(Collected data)
● ● ● ● ●

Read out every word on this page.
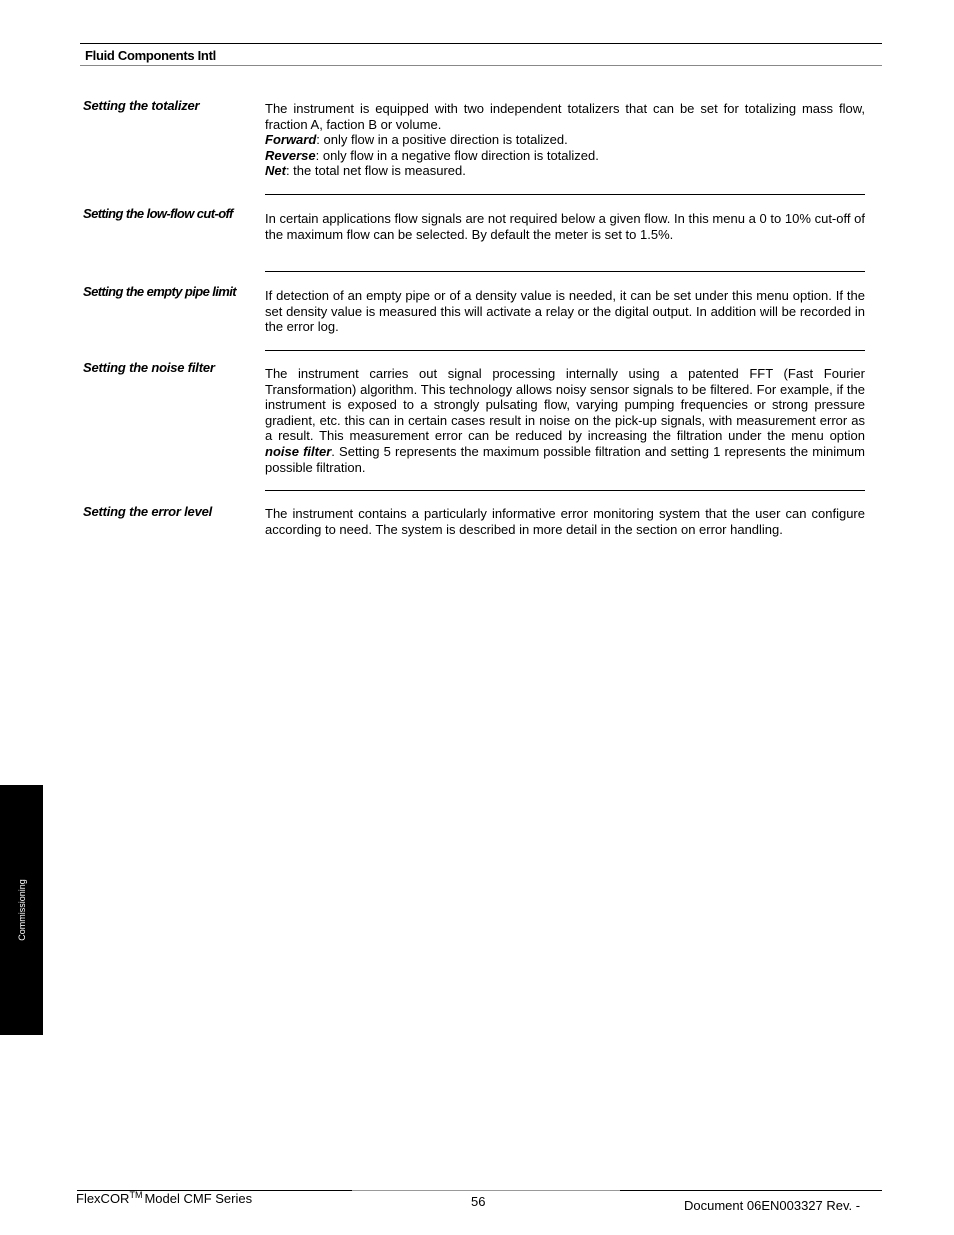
Fluid Components Intl
Setting the totalizer	The instrument is equipped with two independent totalizers that can be set for totalizing mass flow, fraction A, faction B or volume.

Forward: only flow in a positive direction is totalized.

Reverse: only flow in a negative flow direction is totalized.

Net: the total net flow is measured.

Setting the low-flow cut-off	In certain applications flow signals are not required below a given flow. In this menu a 0 to 10% cut-off of the maximum flow can be selected. By default the meter is set to 1.5%.
Setting the empty pipe limit	If detection of an empty pipe or of a density value is needed, it can be set under this menu option. If the set density value is measured this will activate a relay or the digital output. In addition will be recorded in the error log.
Setting the noise filter	The instrument carries out signal processing internally using a patented FFT (Fast Fourier Transformation) algorithm. This technology allows noisy sensor signals to be filtered. For example, if the instrument is exposed to a strongly pulsating flow, varying pumping frequencies or strong pressure gradient, etc. this can in certain cases result in noise on the pick-up signals, with measurement error as a result. This measurement error can be reduced by increasing the filtration under the menu option noise filter. Setting 5 represents the maximum possible filtration and setting 1 represents the minimum possible filtration.
Setting the error level	The instrument contains a particularly informative error monitoring system that the user can configure according to need. The system is described in more detail in the section on error handling.
Commissioning
FlexCOR™ Model CMF Series	56	Document 06EN003327 Rev. -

● ● ● ● ●

- DIRECTIONS:
Set down the material exactly, every line of it, except for the pictures.

- THE RESULT:
Read out every word on this page.
Fluid Components Intl
Setting the totalizer	The instrument is equipped with two independent totalizers that can be set for totalizing mass flow, fraction A, faction B or volume.

Forward: only flow in a positive direction is totalized.

Reverse: only flow in a negative flow direction is totalized.

Net: the total net flow is measured.

Setting the low-flow cut-off	In certain applications flow signals are not required below a given flow. In this menu a 0 to 10% cut-off of the maximum flow can be selected. By default the meter is set to 1.5%.
Setting the empty pipe limit	If detection of an empty pipe or of a density value is needed, it can be set under this menu option. If the set density value is measured this will activate a relay or the digital output. In addition will be recorded in the error log.
Setting the noise filter	The instrument carries out signal processing internally using a patented FFT (Fast Fourier Transformation) algorithm. This technology allows noisy sensor signals to be filtered. For example, if the instrument is exposed to a strongly pulsating flow, varying pumping frequencies or strong pressure gradient, etc. this can in certain cases result in noise on the pick-up signals, with measurement error as a result. This measurement error can be reduced by increasing the filtration under the menu option noise filter. Setting 5 represents the maximum possible filtration and setting 1 represents the minimum possible filtration.
Setting the error level	The instrument contains a particularly informative error monitoring system that the user can configure according to need. The system is described in more detail in the section on error handling.
Commissioning
FlexCOR™ Model CMF Series	56	Document 06EN003327 Rev. -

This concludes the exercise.